What to do:
Set down, without alteration, the lines from the one that contains "Decode this image" through the final line of the material below.

Data listing:
-- BEGIN --
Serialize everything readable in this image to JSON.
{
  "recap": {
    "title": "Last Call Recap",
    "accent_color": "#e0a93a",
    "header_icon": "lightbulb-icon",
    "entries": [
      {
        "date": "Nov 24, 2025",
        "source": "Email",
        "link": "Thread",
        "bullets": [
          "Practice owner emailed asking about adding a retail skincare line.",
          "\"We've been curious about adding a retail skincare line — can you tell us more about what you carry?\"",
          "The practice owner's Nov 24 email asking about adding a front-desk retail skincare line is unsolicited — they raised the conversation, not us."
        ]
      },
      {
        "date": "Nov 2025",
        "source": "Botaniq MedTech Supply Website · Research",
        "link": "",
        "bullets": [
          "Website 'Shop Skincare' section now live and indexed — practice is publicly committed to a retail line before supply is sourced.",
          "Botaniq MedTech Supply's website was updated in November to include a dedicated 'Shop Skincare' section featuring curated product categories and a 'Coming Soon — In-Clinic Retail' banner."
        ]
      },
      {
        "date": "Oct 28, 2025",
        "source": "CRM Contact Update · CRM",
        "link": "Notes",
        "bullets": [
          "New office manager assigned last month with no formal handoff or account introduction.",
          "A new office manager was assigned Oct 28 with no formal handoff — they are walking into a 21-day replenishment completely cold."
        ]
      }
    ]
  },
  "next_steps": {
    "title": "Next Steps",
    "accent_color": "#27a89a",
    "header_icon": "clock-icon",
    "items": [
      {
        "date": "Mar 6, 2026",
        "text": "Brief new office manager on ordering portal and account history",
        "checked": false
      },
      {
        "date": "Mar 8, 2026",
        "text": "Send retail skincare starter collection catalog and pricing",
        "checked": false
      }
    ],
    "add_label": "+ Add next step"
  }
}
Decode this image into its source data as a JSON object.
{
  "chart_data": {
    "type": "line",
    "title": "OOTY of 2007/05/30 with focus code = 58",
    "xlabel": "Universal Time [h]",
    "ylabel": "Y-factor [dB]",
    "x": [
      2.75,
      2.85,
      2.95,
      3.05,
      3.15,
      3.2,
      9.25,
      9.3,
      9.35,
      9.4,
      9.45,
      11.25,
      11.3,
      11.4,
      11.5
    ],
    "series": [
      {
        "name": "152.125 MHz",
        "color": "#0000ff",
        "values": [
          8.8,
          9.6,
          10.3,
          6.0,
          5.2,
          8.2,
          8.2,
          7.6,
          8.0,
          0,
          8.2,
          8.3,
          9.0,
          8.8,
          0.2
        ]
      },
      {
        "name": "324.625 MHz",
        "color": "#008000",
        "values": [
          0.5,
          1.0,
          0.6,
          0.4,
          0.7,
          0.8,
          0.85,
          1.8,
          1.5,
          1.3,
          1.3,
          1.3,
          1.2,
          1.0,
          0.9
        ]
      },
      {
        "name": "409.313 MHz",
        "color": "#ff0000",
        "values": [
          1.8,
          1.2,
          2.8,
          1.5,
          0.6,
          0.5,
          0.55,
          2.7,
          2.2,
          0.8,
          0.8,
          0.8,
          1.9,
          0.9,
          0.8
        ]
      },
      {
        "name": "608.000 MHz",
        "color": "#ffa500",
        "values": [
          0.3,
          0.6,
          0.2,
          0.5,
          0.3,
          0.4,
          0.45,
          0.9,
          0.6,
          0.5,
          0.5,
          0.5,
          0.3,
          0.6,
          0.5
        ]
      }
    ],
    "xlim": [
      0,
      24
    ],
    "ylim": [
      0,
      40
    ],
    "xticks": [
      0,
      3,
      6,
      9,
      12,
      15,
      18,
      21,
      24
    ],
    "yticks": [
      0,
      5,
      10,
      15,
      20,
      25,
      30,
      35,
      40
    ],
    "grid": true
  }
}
-- END --
Task response:
Decode this image into its source data as a JSON object.
{
  "chart_data": {
    "type": "line",
    "title": "OOTY of 2007/05/30 with focus code = 58",
    "xlabel": "Universal Time [h]",
    "ylabel": "Y-factor [dB]",
    "x": [
      2.75,
      2.85,
      2.95,
      3.05,
      3.15,
      3.2,
      9.25,
      9.3,
      9.35,
      9.4,
      9.45,
      11.25,
      11.3,
      11.4,
      11.5
    ],
    "series": [
      {
        "name": "152.125 MHz",
        "color": "#0000ff",
        "values": [
          8.8,
          9.6,
          10.3,
          6.0,
          5.2,
          8.2,
          8.2,
          7.6,
          8.0,
          0,
          8.2,
          8.3,
          9.0,
          8.8,
          0.2
        ]
      },
      {
        "name": "324.625 MHz",
        "color": "#008000",
        "values": [
          0.5,
          1.0,
          0.6,
          0.4,
          0.7,
          0.8,
          0.85,
          1.8,
          1.5,
          1.3,
          1.3,
          1.3,
          1.2,
          1.0,
          0.9
        ]
      },
      {
        "name": "409.313 MHz",
        "color": "#ff0000",
        "values": [
          1.8,
          1.2,
          2.8,
          1.5,
          0.6,
          0.5,
          0.55,
          2.7,
          2.2,
          0.8,
          0.8,
          0.8,
          1.9,
          0.9,
          0.8
        ]
      },
      {
        "name": "608.000 MHz",
        "color": "#ffa500",
        "values": [
          0.3,
          0.6,
          0.2,
          0.5,
          0.3,
          0.4,
          0.45,
          0.9,
          0.6,
          0.5,
          0.5,
          0.5,
          0.3,
          0.6,
          0.5
        ]
      }
    ],
    "xlim": [
      0,
      24
    ],
    "ylim": [
      0,
      40
    ],
    "xticks": [
      0,
      3,
      6,
      9,
      12,
      15,
      18,
      21,
      24
    ],
    "yticks": [
      0,
      5,
      10,
      15,
      20,
      25,
      30,
      35,
      40
    ],
    "grid": true
  }
}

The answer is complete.